------ PROVIDED ENTRIES ------

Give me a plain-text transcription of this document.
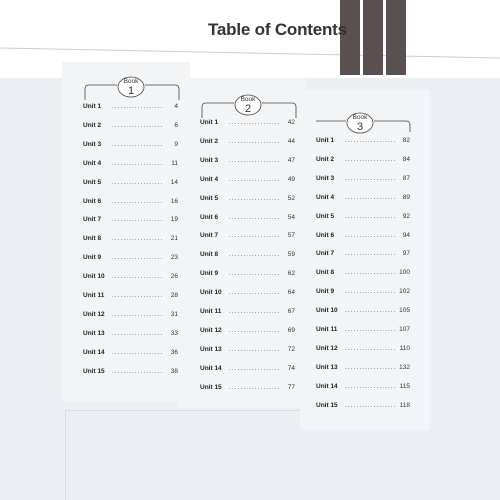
Table of Contents
Book
1
Unit 1 ..................	4
Unit 2 ..................	6
Unit 3 ..................	9
Unit 4 ..................	11
Unit 5 ..................	14
Unit 6 ..................	16
Unit 7 ..................	19
Unit 8 ..................	21
Unit 9 ..................	23
Unit 10 ..................	26
Unit 11 ..................	28
Unit 12 ..................	31
Unit 13 ..................	33
Unit 14 ..................	36
Unit 15 ..................	38
Book
2
Unit 1 ..................	42
Unit 2 ..................	44
Unit 3 ..................	47
Unit 4 ..................	49
Unit 5 ..................	52
Unit 6 ..................	54
Unit 7 ..................	57
Unit 8 ..................	59
Unit 9 ..................	62
Unit 10 ..................	64
Unit 11 ..................	67
Unit 12 ..................	69
Unit 13 ..................	72
Unit 14 ..................	74
Unit 15 ..................	77
Book
3
Unit 1 .................. 82
Unit 2 .................. 84
Unit 3 .................. 87
Unit 4 .................. 89
Unit 5 .................. 92
Unit 6 .................. 94
Unit 7 .................. 97
Unit 8 .................. 100
Unit 9 .................. 102
Unit 10 .................. 105
Unit 11 .................. 107
Unit 12 .................. 110
Unit 13 .................. 132
Unit 14 .................. 115
Unit 15 .................. 118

------

▶ [INSTRUCTIONS TO FOLLOW] Pictures stay out; reproduce every line of the records exactly.

▶ [TASK RESPONSE]
Give me a plain-text transcription of this document.
Table of Contents
Book
1
Unit 1 ..................	4
Unit 2 ..................	6
Unit 3 ..................	9
Unit 4 ..................	11
Unit 5 ..................	14
Unit 6 ..................	16
Unit 7 ..................	19
Unit 8 ..................	21
Unit 9 ..................	23
Unit 10 ..................	26
Unit 11 ..................	28
Unit 12 ..................	31
Unit 13 ..................	33
Unit 14 ..................	36
Unit 15 ..................	38
Book
2
Unit 1 ..................	42
Unit 2 ..................	44
Unit 3 ..................	47
Unit 4 ..................	49
Unit 5 ..................	52
Unit 6 ..................	54
Unit 7 ..................	57
Unit 8 ..................	59
Unit 9 ..................	62
Unit 10 ..................	64
Unit 11 ..................	67
Unit 12 ..................	69
Unit 13 ..................	72
Unit 14 ..................	74
Unit 15 ..................	77
Book
3
Unit 1 .................. 82
Unit 2 .................. 84
Unit 3 .................. 87
Unit 4 .................. 89
Unit 5 .................. 92
Unit 6 .................. 94
Unit 7 .................. 97
Unit 8 .................. 100
Unit 9 .................. 102
Unit 10 .................. 105
Unit 11 .................. 107
Unit 12 .................. 110
Unit 13 .................. 132
Unit 14 .................. 115
Unit 15 .................. 118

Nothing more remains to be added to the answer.